- The task:
Give every entry again, word for word and in full.
━━━━
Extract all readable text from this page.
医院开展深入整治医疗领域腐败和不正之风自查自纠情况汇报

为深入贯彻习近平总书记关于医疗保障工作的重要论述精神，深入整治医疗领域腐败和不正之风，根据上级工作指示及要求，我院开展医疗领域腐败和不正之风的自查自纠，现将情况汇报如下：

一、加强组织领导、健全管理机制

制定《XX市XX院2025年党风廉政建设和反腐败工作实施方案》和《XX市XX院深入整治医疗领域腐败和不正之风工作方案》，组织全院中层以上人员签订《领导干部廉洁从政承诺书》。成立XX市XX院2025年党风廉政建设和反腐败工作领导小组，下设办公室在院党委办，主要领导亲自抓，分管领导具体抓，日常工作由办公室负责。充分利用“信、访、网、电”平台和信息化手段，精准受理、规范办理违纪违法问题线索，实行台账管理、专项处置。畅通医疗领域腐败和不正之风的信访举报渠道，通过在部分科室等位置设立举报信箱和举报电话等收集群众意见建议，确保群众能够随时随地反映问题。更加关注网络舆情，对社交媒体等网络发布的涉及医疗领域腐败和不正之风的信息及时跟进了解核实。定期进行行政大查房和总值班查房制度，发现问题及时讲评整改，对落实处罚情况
━━━━
- Answer below:
Extract all readable text from this page.
医院开展深入整治医疗领域腐败和不正之风自查自纠情况汇报

为深入贯彻习近平总书记关于医疗保障工作的重要论述精神，深入整治医疗领域腐败和不正之风，根据上级工作指示及要求，我院开展医疗领域腐败和不正之风的自查自纠，现将情况汇报如下：

一、加强组织领导、健全管理机制

制定《XX市XX院2025年党风廉政建设和反腐败工作实施方案》和《XX市XX院深入整治医疗领域腐败和不正之风工作方案》，组织全院中层以上人员签订《领导干部廉洁从政承诺书》。成立XX市XX院2025年党风廉政建设和反腐败工作领导小组，下设办公室在院党委办，主要领导亲自抓，分管领导具体抓，日常工作由办公室负责。充分利用“信、访、网、电”平台和信息化手段，精准受理、规范办理违纪违法问题线索，实行台账管理、专项处置。畅通医疗领域腐败和不正之风的信访举报渠道，通过在部分科室等位置设立举报信箱和举报电话等收集群众意见建议，确保群众能够随时随地反映问题。更加关注网络舆情，对社交媒体等网络发布的涉及医疗领域腐败和不正之风的信息及时跟进了解核实。定期进行行政大查房和总值班查房制度，发现问题及时讲评整改，对落实处罚情况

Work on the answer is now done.